> Work instructions: In full and without alteration, give the listing again.

> Supplied information:

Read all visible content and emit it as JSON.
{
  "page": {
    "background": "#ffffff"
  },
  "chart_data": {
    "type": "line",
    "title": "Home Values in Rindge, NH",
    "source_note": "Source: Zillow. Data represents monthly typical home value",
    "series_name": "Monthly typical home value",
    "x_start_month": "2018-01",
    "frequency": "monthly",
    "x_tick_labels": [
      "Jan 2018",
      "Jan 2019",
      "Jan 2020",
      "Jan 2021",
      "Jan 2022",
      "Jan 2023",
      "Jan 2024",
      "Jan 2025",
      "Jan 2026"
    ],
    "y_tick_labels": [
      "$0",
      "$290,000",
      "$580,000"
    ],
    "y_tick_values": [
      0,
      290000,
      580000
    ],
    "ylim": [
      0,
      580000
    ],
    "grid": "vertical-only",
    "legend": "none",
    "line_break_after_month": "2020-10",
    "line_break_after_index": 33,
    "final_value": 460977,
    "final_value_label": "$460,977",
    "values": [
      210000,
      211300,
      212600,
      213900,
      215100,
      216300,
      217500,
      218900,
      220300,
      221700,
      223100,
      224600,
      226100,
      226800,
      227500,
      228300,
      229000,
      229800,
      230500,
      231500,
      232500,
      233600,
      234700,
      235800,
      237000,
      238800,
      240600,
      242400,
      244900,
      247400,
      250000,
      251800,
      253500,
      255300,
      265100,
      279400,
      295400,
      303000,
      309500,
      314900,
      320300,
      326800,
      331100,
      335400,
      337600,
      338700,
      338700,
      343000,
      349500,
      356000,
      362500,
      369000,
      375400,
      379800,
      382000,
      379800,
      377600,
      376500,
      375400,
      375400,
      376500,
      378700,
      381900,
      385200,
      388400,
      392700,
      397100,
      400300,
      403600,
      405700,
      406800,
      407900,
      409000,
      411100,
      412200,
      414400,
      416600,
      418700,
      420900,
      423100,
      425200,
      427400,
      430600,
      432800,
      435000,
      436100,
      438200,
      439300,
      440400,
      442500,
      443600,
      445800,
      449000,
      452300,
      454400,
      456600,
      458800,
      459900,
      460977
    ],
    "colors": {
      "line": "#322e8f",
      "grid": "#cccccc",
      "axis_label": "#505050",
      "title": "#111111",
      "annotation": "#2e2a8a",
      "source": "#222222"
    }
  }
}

> Output below:
Read all visible content and emit it as JSON.
{
  "page": {
    "background": "#ffffff"
  },
  "chart_data": {
    "type": "line",
    "title": "Home Values in Rindge, NH",
    "source_note": "Source: Zillow. Data represents monthly typical home value",
    "series_name": "Monthly typical home value",
    "x_start_month": "2018-01",
    "frequency": "monthly",
    "x_tick_labels": [
      "Jan 2018",
      "Jan 2019",
      "Jan 2020",
      "Jan 2021",
      "Jan 2022",
      "Jan 2023",
      "Jan 2024",
      "Jan 2025",
      "Jan 2026"
    ],
    "y_tick_labels": [
      "$0",
      "$290,000",
      "$580,000"
    ],
    "y_tick_values": [
      0,
      290000,
      580000
    ],
    "ylim": [
      0,
      580000
    ],
    "grid": "vertical-only",
    "legend": "none",
    "line_break_after_month": "2020-10",
    "line_break_after_index": 33,
    "final_value": 460977,
    "final_value_label": "$460,977",
    "values": [
      210000,
      211300,
      212600,
      213900,
      215100,
      216300,
      217500,
      218900,
      220300,
      221700,
      223100,
      224600,
      226100,
      226800,
      227500,
      228300,
      229000,
      229800,
      230500,
      231500,
      232500,
      233600,
      234700,
      235800,
      237000,
      238800,
      240600,
      242400,
      244900,
      247400,
      250000,
      251800,
      253500,
      255300,
      265100,
      279400,
      295400,
      303000,
      309500,
      314900,
      320300,
      326800,
      331100,
      335400,
      337600,
      338700,
      338700,
      343000,
      349500,
      356000,
      362500,
      369000,
      375400,
      379800,
      382000,
      379800,
      377600,
      376500,
      375400,
      375400,
      376500,
      378700,
      381900,
      385200,
      388400,
      392700,
      397100,
      400300,
      403600,
      405700,
      406800,
      407900,
      409000,
      411100,
      412200,
      414400,
      416600,
      418700,
      420900,
      423100,
      425200,
      427400,
      430600,
      432800,
      435000,
      436100,
      438200,
      439300,
      440400,
      442500,
      443600,
      445800,
      449000,
      452300,
      454400,
      456600,
      458800,
      459900,
      460977
    ],
    "colors": {
      "line": "#322e8f",
      "grid": "#cccccc",
      "axis_label": "#505050",
      "title": "#111111",
      "annotation": "#2e2a8a",
      "source": "#222222"
    }
  }
}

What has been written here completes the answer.